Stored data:
•••

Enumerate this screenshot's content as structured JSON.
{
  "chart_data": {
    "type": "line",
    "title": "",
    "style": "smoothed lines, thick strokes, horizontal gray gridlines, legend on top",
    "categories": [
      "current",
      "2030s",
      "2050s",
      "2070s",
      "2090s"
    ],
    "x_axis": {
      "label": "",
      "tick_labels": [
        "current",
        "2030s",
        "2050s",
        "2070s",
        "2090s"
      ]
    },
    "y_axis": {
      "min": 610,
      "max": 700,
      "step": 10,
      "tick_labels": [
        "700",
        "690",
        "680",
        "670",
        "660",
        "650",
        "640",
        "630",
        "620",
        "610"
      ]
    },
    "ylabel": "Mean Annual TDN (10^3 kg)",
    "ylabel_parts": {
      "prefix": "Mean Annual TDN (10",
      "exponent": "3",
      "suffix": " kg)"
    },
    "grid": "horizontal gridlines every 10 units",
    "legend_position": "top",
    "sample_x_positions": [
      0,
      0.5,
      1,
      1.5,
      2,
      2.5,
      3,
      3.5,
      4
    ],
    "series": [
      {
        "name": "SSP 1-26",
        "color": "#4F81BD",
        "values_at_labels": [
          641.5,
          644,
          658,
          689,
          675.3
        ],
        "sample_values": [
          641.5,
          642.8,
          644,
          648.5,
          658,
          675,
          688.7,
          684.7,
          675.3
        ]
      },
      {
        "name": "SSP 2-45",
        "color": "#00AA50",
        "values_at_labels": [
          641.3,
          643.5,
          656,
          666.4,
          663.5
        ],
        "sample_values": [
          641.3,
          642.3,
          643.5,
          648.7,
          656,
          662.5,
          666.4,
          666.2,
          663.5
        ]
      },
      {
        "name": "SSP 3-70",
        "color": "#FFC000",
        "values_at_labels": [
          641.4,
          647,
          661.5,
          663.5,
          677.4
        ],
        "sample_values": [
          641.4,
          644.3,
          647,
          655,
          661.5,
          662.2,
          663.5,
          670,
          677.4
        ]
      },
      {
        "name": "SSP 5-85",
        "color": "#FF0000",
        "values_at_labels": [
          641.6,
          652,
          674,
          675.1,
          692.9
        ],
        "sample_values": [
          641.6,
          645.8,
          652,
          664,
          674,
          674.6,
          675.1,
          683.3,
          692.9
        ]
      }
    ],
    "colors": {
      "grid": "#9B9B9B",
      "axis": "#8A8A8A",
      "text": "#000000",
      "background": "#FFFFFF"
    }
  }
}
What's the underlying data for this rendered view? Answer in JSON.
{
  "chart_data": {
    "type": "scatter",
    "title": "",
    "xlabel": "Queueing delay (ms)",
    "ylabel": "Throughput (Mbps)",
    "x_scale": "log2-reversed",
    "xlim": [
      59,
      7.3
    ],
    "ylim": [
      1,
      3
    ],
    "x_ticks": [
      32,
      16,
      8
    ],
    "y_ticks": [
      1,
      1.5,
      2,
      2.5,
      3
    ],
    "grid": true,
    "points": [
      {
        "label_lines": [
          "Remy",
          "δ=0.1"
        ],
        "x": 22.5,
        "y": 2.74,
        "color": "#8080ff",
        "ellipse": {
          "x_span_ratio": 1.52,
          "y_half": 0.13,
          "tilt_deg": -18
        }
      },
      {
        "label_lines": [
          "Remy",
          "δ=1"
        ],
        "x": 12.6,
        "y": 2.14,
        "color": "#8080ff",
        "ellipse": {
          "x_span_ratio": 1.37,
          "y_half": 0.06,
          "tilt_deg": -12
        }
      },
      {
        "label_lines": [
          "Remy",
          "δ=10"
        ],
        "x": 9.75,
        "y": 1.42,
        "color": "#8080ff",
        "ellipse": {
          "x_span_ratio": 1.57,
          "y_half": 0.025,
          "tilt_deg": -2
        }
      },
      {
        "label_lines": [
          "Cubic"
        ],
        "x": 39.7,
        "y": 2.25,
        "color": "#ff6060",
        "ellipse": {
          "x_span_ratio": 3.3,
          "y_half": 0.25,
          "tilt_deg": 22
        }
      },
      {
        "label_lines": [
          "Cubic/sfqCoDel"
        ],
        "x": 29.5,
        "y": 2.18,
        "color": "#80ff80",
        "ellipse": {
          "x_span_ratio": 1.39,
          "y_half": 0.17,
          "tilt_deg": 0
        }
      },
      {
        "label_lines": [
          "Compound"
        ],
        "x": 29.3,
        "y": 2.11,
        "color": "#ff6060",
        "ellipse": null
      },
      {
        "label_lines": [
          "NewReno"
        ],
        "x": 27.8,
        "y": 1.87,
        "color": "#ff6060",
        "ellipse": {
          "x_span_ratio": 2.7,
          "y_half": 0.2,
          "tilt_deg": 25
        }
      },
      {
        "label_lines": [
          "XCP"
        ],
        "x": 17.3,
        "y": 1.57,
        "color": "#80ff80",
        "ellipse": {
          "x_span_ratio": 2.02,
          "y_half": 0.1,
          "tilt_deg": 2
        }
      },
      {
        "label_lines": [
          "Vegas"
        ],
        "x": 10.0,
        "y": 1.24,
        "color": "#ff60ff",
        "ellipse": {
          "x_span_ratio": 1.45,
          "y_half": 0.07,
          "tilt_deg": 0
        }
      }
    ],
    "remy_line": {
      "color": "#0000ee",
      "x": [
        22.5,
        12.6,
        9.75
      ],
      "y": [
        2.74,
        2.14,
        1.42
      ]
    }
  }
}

•••

# AIM OF THE TASK
Exact copies of all the records are required.

# RESULT FOR THIS EXERCISE
Enumerate this screenshot's content as structured JSON.
{
  "chart_data": {
    "type": "line",
    "title": "",
    "style": "smoothed lines, thick strokes, horizontal gray gridlines, legend on top",
    "categories": [
      "current",
      "2030s",
      "2050s",
      "2070s",
      "2090s"
    ],
    "x_axis": {
      "label": "",
      "tick_labels": [
        "current",
        "2030s",
        "2050s",
        "2070s",
        "2090s"
      ]
    },
    "y_axis": {
      "min": 610,
      "max": 700,
      "step": 10,
      "tick_labels": [
        "700",
        "690",
        "680",
        "670",
        "660",
        "650",
        "640",
        "630",
        "620",
        "610"
      ]
    },
    "ylabel": "Mean Annual TDN (10^3 kg)",
    "ylabel_parts": {
      "prefix": "Mean Annual TDN (10",
      "exponent": "3",
      "suffix": " kg)"
    },
    "grid": "horizontal gridlines every 10 units",
    "legend_position": "top",
    "sample_x_positions": [
      0,
      0.5,
      1,
      1.5,
      2,
      2.5,
      3,
      3.5,
      4
    ],
    "series": [
      {
        "name": "SSP 1-26",
        "color": "#4F81BD",
        "values_at_labels": [
          641.5,
          644,
          658,
          689,
          675.3
        ],
        "sample_values": [
          641.5,
          642.8,
          644,
          648.5,
          658,
          675,
          688.7,
          684.7,
          675.3
        ]
      },
      {
        "name": "SSP 2-45",
        "color": "#00AA50",
        "values_at_labels": [
          641.3,
          643.5,
          656,
          666.4,
          663.5
        ],
        "sample_values": [
          641.3,
          642.3,
          643.5,
          648.7,
          656,
          662.5,
          666.4,
          666.2,
          663.5
        ]
      },
      {
        "name": "SSP 3-70",
        "color": "#FFC000",
        "values_at_labels": [
          641.4,
          647,
          661.5,
          663.5,
          677.4
        ],
        "sample_values": [
          641.4,
          644.3,
          647,
          655,
          661.5,
          662.2,
          663.5,
          670,
          677.4
        ]
      },
      {
        "name": "SSP 5-85",
        "color": "#FF0000",
        "values_at_labels": [
          641.6,
          652,
          674,
          675.1,
          692.9
        ],
        "sample_values": [
          641.6,
          645.8,
          652,
          664,
          674,
          674.6,
          675.1,
          683.3,
          692.9
        ]
      }
    ],
    "colors": {
      "grid": "#9B9B9B",
      "axis": "#8A8A8A",
      "text": "#000000",
      "background": "#FFFFFF"
    }
  }
}
What's the underlying data for this rendered view? Answer in JSON.
{
  "chart_data": {
    "type": "scatter",
    "title": "",
    "xlabel": "Queueing delay (ms)",
    "ylabel": "Throughput (Mbps)",
    "x_scale": "log2-reversed",
    "xlim": [
      59,
      7.3
    ],
    "ylim": [
      1,
      3
    ],
    "x_ticks": [
      32,
      16,
      8
    ],
    "y_ticks": [
      1,
      1.5,
      2,
      2.5,
      3
    ],
    "grid": true,
    "points": [
      {
        "label_lines": [
          "Remy",
          "δ=0.1"
        ],
        "x": 22.5,
        "y": 2.74,
        "color": "#8080ff",
        "ellipse": {
          "x_span_ratio": 1.52,
          "y_half": 0.13,
          "tilt_deg": -18
        }
      },
      {
        "label_lines": [
          "Remy",
          "δ=1"
        ],
        "x": 12.6,
        "y": 2.14,
        "color": "#8080ff",
        "ellipse": {
          "x_span_ratio": 1.37,
          "y_half": 0.06,
          "tilt_deg": -12
        }
      },
      {
        "label_lines": [
          "Remy",
          "δ=10"
        ],
        "x": 9.75,
        "y": 1.42,
        "color": "#8080ff",
        "ellipse": {
          "x_span_ratio": 1.57,
          "y_half": 0.025,
          "tilt_deg": -2
        }
      },
      {
        "label_lines": [
          "Cubic"
        ],
        "x": 39.7,
        "y": 2.25,
        "color": "#ff6060",
        "ellipse": {
          "x_span_ratio": 3.3,
          "y_half": 0.25,
          "tilt_deg": 22
        }
      },
      {
        "label_lines": [
          "Cubic/sfqCoDel"
        ],
        "x": 29.5,
        "y": 2.18,
        "color": "#80ff80",
        "ellipse": {
          "x_span_ratio": 1.39,
          "y_half": 0.17,
          "tilt_deg": 0
        }
      },
      {
        "label_lines": [
          "Compound"
        ],
        "x": 29.3,
        "y": 2.11,
        "color": "#ff6060",
        "ellipse": null
      },
      {
        "label_lines": [
          "NewReno"
        ],
        "x": 27.8,
        "y": 1.87,
        "color": "#ff6060",
        "ellipse": {
          "x_span_ratio": 2.7,
          "y_half": 0.2,
          "tilt_deg": 25
        }
      },
      {
        "label_lines": [
          "XCP"
        ],
        "x": 17.3,
        "y": 1.57,
        "color": "#80ff80",
        "ellipse": {
          "x_span_ratio": 2.02,
          "y_half": 0.1,
          "tilt_deg": 2
        }
      },
      {
        "label_lines": [
          "Vegas"
        ],
        "x": 10.0,
        "y": 1.24,
        "color": "#ff60ff",
        "ellipse": {
          "x_span_ratio": 1.45,
          "y_half": 0.07,
          "tilt_deg": 0
        }
      }
    ],
    "remy_line": {
      "color": "#0000ee",
      "x": [
        22.5,
        12.6,
        9.75
      ],
      "y": [
        2.74,
        2.14,
        1.42
      ]
    }
  }
}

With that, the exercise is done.